WHAT IS ASKED> Copy every entry word for word. Skip the pictures.

GIVEN INFORMATION>
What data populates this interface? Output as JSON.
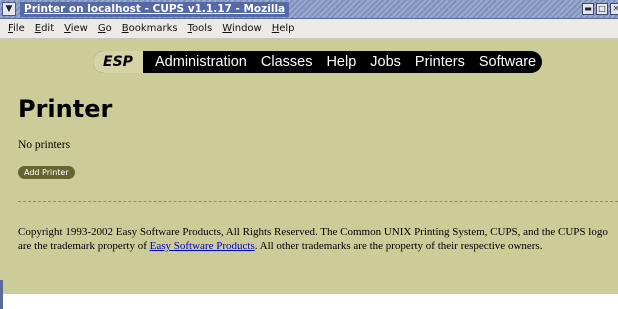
{
  "window": {
    "title": "Printer on localhost - CUPS v1.1.17 - Mozilla",
    "sysmenu_icon": "chevron-down-icon",
    "buttons": [
      "minimize",
      "maximize",
      "close"
    ]
  },
  "menubar": {
    "items": [
      {
        "mnemonic": "F",
        "rest": "ile"
      },
      {
        "mnemonic": "E",
        "rest": "dit"
      },
      {
        "mnemonic": "V",
        "rest": "iew"
      },
      {
        "mnemonic": "G",
        "rest": "o"
      },
      {
        "mnemonic": "B",
        "rest": "ookmarks"
      },
      {
        "mnemonic": "T",
        "rest": "ools"
      },
      {
        "mnemonic": "W",
        "rest": "indow"
      },
      {
        "mnemonic": "H",
        "rest": "elp"
      }
    ]
  },
  "nav": {
    "logo": "ESP",
    "links": [
      "Administration",
      "Classes",
      "Help",
      "Jobs",
      "Printers",
      "Software"
    ]
  },
  "page": {
    "title": "Printer",
    "status": "No printers",
    "add_button": "Add Printer"
  },
  "footer": {
    "text_before": "Copyright 1993-2002 Easy Software Products, All Rights Reserved. The Common UNIX Printing System, CUPS, and the CUPS logo are the trademark property of ",
    "link": "Easy Software Products",
    "text_after": ". All other trademarks are the property of their respective owners."
  },
  "colors": {
    "page_bg": "#cccc99",
    "nav_bg": "#000000",
    "logo_bg": "#d4d4a6",
    "button_bg": "#666633",
    "link": "#0000cc",
    "titlebar": "#7f90bb"
  }
}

EXERCISE RESULT>
What data populates this interface? Output as JSON.
{
  "window": {
    "title": "Printer on localhost - CUPS v1.1.17 - Mozilla",
    "sysmenu_icon": "chevron-down-icon",
    "buttons": [
      "minimize",
      "maximize",
      "close"
    ]
  },
  "menubar": {
    "items": [
      {
        "mnemonic": "F",
        "rest": "ile"
      },
      {
        "mnemonic": "E",
        "rest": "dit"
      },
      {
        "mnemonic": "V",
        "rest": "iew"
      },
      {
        "mnemonic": "G",
        "rest": "o"
      },
      {
        "mnemonic": "B",
        "rest": "ookmarks"
      },
      {
        "mnemonic": "T",
        "rest": "ools"
      },
      {
        "mnemonic": "W",
        "rest": "indow"
      },
      {
        "mnemonic": "H",
        "rest": "elp"
      }
    ]
  },
  "nav": {
    "logo": "ESP",
    "links": [
      "Administration",
      "Classes",
      "Help",
      "Jobs",
      "Printers",
      "Software"
    ]
  },
  "page": {
    "title": "Printer",
    "status": "No printers",
    "add_button": "Add Printer"
  },
  "footer": {
    "text_before": "Copyright 1993-2002 Easy Software Products, All Rights Reserved. The Common UNIX Printing System, CUPS, and the CUPS logo are the trademark property of ",
    "link": "Easy Software Products",
    "text_after": ". All other trademarks are the property of their respective owners."
  },
  "colors": {
    "page_bg": "#cccc99",
    "nav_bg": "#000000",
    "logo_bg": "#d4d4a6",
    "button_bg": "#666633",
    "link": "#0000cc",
    "titlebar": "#7f90bb"
  }
}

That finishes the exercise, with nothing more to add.